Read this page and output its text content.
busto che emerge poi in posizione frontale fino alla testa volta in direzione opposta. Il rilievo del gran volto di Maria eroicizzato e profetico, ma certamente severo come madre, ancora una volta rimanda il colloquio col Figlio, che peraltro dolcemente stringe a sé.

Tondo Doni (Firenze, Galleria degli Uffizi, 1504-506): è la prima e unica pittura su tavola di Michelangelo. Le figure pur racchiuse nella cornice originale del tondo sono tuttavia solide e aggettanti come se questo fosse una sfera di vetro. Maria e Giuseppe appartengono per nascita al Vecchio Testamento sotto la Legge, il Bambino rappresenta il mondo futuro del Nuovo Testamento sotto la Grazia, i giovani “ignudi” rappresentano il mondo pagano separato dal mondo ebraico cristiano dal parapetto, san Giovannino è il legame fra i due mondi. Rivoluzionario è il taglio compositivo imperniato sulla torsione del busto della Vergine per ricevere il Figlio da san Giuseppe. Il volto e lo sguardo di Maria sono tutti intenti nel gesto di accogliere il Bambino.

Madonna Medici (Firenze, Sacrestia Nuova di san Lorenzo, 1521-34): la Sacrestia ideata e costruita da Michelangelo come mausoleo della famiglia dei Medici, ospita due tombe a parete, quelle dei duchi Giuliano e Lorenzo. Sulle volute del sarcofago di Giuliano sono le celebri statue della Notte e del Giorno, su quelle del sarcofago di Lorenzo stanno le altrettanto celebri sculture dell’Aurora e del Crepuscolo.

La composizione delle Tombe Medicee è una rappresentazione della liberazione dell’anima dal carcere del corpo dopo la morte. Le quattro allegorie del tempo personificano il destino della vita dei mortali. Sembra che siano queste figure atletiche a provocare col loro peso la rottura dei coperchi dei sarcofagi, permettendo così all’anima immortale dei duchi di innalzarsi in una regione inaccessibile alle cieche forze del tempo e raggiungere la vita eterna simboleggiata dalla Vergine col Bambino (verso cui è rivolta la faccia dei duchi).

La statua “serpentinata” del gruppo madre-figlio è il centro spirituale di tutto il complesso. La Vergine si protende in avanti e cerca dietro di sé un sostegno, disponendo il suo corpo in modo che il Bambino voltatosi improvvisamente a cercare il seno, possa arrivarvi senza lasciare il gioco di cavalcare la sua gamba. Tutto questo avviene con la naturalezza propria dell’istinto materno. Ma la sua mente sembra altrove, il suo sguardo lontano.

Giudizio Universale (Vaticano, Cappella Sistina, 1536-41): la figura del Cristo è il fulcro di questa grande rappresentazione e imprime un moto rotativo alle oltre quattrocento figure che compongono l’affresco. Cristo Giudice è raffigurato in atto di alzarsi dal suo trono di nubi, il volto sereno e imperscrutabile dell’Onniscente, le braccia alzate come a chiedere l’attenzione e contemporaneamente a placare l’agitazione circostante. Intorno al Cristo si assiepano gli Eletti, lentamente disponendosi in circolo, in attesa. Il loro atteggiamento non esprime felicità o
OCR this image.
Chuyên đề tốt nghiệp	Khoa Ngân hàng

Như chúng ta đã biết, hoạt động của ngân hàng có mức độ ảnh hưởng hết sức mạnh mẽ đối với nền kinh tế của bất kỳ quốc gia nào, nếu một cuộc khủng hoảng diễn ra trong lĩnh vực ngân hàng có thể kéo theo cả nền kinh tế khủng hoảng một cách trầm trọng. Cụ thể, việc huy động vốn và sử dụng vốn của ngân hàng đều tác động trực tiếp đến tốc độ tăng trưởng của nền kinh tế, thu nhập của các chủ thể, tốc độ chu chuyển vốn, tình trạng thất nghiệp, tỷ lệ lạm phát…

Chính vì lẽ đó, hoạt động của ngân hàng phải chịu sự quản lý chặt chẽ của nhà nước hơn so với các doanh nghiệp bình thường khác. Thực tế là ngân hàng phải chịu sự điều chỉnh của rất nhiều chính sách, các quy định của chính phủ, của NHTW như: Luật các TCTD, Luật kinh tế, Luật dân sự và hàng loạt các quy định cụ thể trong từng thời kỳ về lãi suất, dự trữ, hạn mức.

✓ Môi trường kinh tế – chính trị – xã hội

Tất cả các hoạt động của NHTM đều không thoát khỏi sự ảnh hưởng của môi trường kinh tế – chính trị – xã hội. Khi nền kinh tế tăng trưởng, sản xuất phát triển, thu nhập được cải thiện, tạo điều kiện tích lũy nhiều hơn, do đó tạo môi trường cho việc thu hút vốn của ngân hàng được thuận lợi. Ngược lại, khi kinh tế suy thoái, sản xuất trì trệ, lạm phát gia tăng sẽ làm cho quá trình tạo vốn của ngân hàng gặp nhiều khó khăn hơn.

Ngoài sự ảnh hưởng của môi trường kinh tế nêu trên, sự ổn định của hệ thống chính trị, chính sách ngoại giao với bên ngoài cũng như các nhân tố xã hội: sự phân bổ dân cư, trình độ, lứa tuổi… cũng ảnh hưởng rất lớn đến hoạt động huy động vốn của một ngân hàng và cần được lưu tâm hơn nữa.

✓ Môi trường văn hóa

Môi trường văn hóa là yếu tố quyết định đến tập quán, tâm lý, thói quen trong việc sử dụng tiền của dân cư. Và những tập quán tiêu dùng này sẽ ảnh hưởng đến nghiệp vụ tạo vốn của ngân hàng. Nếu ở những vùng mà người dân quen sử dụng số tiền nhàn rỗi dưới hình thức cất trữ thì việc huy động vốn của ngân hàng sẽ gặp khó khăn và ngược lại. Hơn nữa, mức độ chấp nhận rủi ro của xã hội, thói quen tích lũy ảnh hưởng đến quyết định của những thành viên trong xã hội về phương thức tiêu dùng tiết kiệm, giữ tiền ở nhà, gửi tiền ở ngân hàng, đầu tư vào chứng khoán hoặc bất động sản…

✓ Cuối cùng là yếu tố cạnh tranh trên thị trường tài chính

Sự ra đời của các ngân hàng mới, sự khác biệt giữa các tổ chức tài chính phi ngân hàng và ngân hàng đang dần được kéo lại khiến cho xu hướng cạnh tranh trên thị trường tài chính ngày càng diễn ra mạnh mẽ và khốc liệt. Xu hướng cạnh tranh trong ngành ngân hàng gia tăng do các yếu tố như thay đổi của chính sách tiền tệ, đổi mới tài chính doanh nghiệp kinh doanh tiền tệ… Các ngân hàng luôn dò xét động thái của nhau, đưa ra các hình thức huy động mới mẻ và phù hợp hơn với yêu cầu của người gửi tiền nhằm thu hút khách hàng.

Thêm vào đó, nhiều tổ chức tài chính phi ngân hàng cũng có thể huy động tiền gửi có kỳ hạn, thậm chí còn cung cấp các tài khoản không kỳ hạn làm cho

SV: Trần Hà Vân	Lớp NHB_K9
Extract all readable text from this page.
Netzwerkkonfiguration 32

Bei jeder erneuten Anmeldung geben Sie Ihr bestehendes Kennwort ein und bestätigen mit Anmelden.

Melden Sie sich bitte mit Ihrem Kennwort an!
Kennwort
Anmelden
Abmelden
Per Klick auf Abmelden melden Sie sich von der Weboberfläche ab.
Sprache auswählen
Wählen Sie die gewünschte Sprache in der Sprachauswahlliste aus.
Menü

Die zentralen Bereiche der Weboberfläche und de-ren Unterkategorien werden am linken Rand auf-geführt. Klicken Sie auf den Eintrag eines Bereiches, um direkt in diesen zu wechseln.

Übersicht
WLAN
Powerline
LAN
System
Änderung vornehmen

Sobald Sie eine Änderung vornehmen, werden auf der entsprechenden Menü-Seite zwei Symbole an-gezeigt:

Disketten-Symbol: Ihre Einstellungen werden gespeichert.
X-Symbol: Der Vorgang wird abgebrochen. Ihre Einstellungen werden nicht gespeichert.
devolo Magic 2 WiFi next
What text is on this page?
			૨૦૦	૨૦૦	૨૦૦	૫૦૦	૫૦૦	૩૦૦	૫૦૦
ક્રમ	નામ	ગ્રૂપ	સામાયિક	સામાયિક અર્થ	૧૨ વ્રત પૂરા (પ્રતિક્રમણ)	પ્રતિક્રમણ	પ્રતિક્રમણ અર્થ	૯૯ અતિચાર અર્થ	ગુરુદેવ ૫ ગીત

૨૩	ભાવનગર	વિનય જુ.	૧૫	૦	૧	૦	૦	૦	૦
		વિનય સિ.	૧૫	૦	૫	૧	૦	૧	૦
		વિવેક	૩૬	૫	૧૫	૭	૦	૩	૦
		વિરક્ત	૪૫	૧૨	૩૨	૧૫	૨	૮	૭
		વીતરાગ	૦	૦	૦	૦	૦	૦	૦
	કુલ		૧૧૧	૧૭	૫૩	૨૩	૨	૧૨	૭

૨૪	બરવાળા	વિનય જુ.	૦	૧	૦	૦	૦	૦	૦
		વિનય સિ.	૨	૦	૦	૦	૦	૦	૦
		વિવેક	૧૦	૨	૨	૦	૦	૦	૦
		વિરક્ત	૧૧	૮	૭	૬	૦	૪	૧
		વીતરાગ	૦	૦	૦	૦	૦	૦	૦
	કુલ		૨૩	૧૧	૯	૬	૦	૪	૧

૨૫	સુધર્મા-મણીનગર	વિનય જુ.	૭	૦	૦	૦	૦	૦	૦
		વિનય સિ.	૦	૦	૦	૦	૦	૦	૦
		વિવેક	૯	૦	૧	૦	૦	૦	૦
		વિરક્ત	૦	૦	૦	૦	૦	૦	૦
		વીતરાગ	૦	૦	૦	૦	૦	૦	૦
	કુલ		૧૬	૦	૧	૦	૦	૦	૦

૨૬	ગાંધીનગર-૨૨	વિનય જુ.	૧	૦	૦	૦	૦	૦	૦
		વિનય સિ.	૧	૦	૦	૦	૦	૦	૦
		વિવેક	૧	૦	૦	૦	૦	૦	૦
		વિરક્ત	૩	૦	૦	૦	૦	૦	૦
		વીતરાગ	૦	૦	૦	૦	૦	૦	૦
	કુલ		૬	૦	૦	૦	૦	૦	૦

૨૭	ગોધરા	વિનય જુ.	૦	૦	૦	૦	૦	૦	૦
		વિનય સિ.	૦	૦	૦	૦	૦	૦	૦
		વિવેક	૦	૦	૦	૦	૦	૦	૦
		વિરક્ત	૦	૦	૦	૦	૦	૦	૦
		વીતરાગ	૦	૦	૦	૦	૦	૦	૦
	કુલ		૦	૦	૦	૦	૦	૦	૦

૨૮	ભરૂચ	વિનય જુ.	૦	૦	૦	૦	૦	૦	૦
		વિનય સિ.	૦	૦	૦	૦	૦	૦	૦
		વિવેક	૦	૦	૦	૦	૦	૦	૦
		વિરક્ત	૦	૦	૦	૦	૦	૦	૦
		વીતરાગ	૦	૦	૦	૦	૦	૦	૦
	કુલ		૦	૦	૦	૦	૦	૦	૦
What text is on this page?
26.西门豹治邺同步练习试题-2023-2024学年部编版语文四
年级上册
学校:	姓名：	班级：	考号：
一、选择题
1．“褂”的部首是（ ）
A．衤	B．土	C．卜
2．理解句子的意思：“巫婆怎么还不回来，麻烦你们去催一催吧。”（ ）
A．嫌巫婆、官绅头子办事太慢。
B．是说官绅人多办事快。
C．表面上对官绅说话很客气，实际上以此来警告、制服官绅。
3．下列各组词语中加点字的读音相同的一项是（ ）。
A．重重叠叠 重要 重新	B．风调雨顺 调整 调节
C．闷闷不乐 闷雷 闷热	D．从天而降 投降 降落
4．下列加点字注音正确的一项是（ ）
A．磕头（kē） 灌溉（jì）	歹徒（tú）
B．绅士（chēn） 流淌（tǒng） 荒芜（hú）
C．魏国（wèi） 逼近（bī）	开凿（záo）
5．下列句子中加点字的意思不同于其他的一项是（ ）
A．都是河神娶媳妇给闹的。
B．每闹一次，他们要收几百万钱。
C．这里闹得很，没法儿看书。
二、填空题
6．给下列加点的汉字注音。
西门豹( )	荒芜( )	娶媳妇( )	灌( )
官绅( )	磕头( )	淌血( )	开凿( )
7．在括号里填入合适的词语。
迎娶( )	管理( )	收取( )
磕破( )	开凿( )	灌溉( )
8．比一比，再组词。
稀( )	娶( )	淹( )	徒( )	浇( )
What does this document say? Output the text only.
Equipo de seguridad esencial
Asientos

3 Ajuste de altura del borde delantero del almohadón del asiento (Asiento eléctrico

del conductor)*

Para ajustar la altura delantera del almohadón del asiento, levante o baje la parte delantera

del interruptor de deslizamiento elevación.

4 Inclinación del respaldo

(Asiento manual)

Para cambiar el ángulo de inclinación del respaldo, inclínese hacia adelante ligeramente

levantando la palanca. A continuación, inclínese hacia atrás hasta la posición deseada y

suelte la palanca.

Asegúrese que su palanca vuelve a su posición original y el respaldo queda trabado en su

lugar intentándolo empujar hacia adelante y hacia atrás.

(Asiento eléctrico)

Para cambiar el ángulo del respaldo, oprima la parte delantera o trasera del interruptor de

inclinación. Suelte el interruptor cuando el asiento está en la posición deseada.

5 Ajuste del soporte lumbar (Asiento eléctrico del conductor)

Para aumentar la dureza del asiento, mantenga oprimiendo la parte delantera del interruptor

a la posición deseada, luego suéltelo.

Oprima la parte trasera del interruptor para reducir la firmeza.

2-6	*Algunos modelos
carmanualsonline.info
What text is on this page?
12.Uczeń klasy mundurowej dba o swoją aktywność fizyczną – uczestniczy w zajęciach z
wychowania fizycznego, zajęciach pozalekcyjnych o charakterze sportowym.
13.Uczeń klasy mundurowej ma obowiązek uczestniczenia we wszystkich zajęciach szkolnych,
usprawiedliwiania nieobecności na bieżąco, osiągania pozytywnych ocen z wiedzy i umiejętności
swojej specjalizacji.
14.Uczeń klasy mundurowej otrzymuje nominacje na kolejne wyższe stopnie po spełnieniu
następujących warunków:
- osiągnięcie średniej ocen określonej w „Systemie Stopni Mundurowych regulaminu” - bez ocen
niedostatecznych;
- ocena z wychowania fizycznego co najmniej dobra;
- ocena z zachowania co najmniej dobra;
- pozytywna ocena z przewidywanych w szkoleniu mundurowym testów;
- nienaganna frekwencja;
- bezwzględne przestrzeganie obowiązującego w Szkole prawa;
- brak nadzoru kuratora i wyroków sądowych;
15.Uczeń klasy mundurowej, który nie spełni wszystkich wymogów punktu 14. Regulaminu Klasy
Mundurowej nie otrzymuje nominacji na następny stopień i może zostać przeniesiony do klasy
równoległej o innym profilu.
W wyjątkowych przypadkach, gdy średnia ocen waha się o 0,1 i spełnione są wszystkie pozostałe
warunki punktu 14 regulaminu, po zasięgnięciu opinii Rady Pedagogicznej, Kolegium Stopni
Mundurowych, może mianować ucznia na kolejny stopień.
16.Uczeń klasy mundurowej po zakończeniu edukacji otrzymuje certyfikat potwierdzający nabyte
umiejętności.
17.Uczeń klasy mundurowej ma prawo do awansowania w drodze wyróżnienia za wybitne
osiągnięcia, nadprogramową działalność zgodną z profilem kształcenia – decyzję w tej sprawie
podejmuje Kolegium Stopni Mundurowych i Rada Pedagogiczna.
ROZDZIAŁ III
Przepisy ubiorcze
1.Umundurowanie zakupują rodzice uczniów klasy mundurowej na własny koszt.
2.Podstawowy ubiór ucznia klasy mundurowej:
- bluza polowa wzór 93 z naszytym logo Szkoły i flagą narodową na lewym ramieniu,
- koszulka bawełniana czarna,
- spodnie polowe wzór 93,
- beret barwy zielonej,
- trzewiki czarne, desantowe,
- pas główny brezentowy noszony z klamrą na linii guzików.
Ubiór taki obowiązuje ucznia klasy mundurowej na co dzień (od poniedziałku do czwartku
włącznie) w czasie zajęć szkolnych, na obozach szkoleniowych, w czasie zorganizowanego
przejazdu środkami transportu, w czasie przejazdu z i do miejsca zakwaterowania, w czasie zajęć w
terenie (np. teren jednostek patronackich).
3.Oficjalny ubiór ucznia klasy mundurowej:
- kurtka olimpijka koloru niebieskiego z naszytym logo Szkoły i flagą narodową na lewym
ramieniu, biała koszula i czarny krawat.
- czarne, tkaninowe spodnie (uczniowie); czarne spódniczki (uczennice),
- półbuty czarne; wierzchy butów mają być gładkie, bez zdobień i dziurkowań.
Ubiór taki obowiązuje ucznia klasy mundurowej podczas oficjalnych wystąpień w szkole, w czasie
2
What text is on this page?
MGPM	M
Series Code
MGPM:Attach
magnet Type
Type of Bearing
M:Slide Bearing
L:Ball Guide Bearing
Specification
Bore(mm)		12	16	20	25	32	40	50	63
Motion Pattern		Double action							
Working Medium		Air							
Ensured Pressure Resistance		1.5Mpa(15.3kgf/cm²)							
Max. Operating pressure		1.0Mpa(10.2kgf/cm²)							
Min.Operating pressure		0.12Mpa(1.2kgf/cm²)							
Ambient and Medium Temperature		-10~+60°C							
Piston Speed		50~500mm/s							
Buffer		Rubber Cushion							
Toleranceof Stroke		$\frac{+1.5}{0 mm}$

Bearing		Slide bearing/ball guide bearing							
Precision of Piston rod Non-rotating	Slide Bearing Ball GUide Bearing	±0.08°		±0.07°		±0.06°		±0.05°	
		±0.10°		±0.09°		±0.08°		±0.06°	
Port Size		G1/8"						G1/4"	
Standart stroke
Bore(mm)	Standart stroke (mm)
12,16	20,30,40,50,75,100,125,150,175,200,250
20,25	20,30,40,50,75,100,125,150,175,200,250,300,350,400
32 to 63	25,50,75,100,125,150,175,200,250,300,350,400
:::
Task instructions ->
Identify each line containing the string "Bearing" and copy it out.

Finished task ->
Type of Bearing
M:Slide Bearing
L:Ball Guide Bearing
Bearing		Slide bearing/ball guide bearing							
Precision of Piston rod Non-rotating	Slide Bearing Ball GUide Bearing	±0.08°		±0.07°		±0.06°		±0.05°	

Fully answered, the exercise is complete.